(Collected data entries)

=====

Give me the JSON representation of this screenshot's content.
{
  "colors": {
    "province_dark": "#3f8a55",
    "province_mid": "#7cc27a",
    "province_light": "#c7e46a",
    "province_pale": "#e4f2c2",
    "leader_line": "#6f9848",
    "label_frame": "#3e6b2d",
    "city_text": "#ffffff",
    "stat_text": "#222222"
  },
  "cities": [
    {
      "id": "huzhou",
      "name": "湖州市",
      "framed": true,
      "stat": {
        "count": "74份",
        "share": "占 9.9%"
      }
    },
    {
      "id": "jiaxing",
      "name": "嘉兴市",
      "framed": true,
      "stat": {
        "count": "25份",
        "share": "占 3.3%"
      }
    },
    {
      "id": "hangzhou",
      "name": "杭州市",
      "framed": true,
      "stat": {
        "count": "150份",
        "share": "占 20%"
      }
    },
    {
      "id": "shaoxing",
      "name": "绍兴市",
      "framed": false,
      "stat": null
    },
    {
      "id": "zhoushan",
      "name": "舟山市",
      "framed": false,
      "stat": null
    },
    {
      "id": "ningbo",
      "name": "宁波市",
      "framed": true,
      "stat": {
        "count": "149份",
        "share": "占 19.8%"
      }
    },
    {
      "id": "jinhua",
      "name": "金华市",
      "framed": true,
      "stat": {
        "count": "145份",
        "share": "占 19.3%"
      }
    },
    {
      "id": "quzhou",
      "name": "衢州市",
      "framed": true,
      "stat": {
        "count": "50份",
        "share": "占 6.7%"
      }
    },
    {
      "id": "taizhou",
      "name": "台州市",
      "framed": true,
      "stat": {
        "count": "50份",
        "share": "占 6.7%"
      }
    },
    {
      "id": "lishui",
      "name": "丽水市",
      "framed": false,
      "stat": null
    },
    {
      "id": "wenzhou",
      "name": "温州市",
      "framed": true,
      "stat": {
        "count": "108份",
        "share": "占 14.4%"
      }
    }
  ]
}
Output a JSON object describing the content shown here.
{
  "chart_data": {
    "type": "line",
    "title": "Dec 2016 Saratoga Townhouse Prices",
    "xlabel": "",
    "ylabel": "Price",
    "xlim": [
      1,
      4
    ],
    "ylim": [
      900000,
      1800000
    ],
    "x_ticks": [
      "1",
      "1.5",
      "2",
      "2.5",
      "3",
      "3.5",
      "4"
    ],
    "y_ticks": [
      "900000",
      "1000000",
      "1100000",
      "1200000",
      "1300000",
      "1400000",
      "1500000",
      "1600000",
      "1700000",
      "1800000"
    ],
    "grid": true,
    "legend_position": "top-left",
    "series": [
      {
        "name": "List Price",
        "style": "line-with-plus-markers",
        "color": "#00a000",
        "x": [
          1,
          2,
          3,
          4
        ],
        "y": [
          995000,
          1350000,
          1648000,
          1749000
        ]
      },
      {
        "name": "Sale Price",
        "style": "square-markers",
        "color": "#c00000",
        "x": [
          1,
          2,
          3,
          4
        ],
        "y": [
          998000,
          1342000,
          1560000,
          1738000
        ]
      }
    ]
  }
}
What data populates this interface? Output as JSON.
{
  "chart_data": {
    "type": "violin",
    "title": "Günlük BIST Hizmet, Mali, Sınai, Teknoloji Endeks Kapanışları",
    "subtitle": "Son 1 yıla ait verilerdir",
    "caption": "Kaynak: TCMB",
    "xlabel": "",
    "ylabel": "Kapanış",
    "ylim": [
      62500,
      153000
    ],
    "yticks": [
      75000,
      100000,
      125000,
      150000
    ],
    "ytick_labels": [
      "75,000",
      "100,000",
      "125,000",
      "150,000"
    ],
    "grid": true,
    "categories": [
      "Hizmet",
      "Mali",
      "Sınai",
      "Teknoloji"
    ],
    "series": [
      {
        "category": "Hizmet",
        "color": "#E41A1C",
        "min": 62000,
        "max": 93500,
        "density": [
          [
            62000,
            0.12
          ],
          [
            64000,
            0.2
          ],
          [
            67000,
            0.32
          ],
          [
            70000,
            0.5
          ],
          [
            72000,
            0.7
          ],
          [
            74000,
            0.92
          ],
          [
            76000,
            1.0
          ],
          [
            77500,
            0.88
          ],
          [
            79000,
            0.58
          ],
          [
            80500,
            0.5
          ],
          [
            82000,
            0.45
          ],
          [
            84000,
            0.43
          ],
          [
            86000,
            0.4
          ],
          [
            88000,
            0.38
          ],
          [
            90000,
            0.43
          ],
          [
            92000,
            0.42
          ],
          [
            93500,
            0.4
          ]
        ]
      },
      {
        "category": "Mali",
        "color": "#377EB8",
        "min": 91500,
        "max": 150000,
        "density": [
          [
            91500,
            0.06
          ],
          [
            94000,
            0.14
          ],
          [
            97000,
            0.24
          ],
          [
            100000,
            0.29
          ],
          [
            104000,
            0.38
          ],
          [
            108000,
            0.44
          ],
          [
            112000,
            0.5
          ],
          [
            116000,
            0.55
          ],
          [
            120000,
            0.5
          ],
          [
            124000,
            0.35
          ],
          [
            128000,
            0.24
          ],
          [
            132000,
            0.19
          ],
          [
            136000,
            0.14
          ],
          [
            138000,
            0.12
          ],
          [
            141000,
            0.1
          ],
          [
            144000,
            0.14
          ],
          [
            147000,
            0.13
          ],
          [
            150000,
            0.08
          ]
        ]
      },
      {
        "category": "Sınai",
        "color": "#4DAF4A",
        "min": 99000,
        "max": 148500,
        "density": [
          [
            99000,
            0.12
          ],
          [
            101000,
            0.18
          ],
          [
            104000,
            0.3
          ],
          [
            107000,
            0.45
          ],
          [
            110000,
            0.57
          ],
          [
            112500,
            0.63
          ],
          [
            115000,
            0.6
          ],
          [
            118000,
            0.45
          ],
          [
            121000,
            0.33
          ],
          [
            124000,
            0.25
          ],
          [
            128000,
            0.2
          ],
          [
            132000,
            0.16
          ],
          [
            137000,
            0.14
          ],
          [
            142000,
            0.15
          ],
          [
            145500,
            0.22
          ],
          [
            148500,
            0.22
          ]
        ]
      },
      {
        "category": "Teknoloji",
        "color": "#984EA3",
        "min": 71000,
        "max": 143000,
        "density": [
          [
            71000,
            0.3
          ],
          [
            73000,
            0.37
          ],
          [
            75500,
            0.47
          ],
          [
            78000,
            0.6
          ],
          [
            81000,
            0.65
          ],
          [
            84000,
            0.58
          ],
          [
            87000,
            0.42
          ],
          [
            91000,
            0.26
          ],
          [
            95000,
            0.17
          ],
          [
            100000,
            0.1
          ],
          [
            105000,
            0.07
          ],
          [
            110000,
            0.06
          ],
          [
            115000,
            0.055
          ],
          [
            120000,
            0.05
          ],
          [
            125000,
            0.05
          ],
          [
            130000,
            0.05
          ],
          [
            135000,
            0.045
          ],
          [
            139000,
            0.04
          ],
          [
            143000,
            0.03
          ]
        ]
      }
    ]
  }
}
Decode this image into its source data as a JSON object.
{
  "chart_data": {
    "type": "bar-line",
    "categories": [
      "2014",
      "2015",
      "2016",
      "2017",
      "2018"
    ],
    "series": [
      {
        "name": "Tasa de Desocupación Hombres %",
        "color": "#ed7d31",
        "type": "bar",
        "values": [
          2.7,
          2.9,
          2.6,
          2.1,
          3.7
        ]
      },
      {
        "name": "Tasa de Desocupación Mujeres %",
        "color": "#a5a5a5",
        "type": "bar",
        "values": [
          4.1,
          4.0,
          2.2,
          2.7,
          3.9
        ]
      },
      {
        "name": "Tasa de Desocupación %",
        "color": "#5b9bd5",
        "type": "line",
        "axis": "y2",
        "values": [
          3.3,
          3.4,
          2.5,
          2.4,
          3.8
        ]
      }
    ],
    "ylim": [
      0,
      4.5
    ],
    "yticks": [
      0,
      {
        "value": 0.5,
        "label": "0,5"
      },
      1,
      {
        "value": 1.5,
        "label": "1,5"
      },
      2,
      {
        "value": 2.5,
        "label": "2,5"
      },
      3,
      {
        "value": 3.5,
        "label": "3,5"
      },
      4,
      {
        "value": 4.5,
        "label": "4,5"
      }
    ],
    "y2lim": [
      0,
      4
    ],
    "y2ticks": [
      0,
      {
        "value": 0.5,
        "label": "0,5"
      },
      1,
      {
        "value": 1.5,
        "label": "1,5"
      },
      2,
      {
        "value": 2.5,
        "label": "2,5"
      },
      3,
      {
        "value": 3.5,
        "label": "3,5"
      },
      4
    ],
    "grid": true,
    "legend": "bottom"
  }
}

=====

*Problem to work on*: Show every line in the entries where the string "share" occurs.

*Answer to this problem*:
        "share": "占 9.9%"
        "share": "占 3.3%"
        "share": "占 20%"
        "share": "占 19.8%"
        "share": "占 19.3%"
        "share": "占 6.7%"
        "share": "占 6.7%"
        "share": "占 14.4%"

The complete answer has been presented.